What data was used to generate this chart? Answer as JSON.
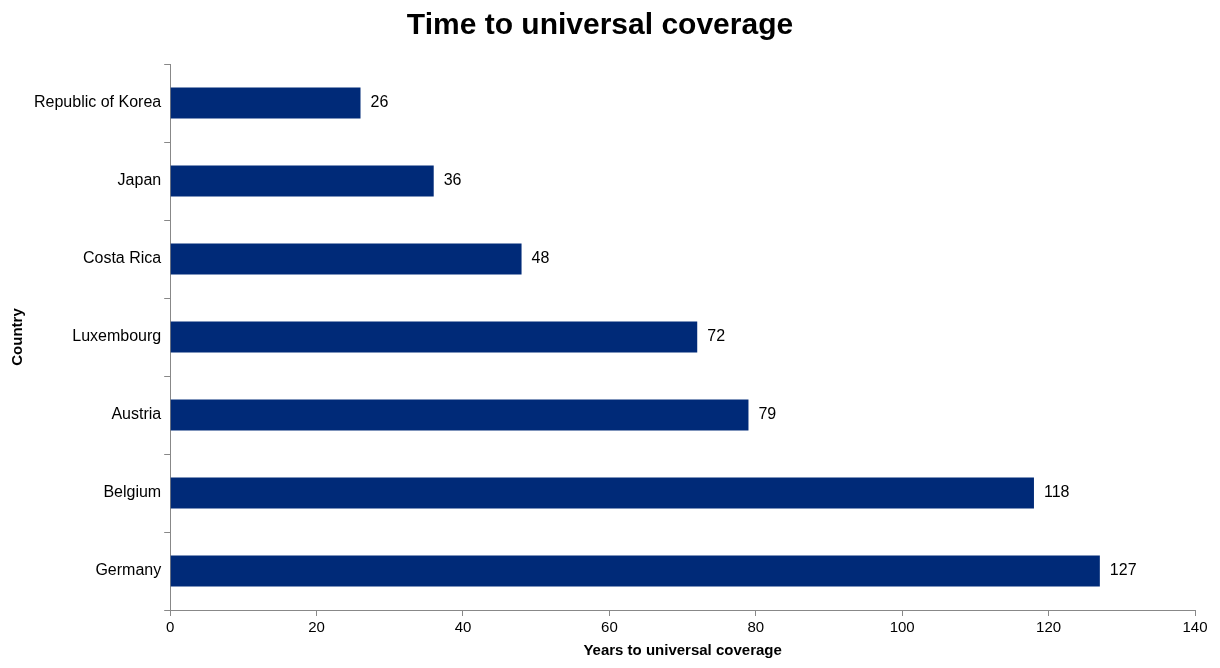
{
  "chart_data": {
    "type": "bar",
    "orientation": "horizontal",
    "title": "Time to universal coverage",
    "xlabel": "Years to universal coverage",
    "ylabel": "Country",
    "categories": [
      "Republic of Korea",
      "Japan",
      "Costa Rica",
      "Luxembourg",
      "Austria",
      "Belgium",
      "Germany"
    ],
    "values": [
      26,
      36,
      48,
      72,
      79,
      118,
      127
    ],
    "color": "#002a78",
    "xlim": [
      0,
      140
    ],
    "xticks": [
      0,
      20,
      40,
      60,
      80,
      100,
      120,
      140
    ],
    "grid": false,
    "legend": false,
    "data_labels": true
  }
}
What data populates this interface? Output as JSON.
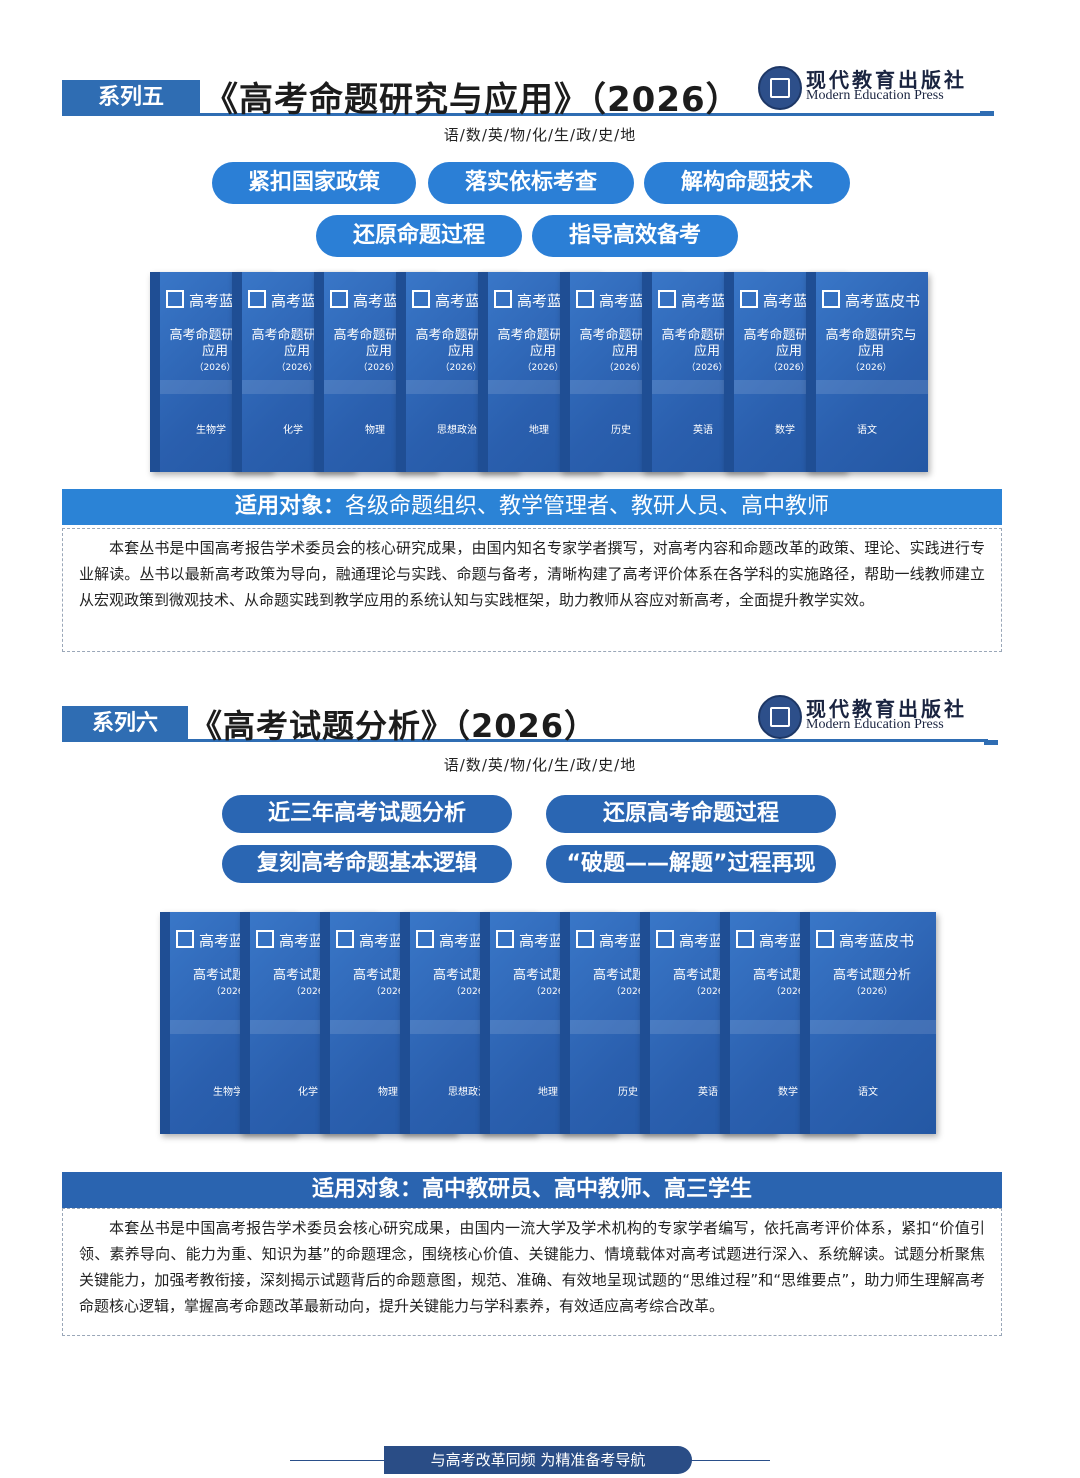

━━━━━━━━━━━━━━━━

## Task objective
Leave out the pictures and print every line of the data exactly.

## Exercise output
What data was used to generate this chart? Answer as JSON.
{
  "chart_data": {
    "type": "bar",
    "orientation": "horizontal",
    "title": "Time to universal coverage",
    "xlabel": "Years to universal coverage",
    "ylabel": "Country",
    "categories": [
      "Republic of Korea",
      "Japan",
      "Costa Rica",
      "Luxembourg",
      "Austria",
      "Belgium",
      "Germany"
    ],
    "values": [
      26,
      36,
      48,
      72,
      79,
      118,
      127
    ],
    "color": "#002a78",
    "xlim": [
      0,
      140
    ],
    "xticks": [
      0,
      20,
      40,
      60,
      80,
      100,
      120,
      140
    ],
    "grid": false,
    "legend": false,
    "data_labels": true
  }
}
What data populates this interface? Output as JSON.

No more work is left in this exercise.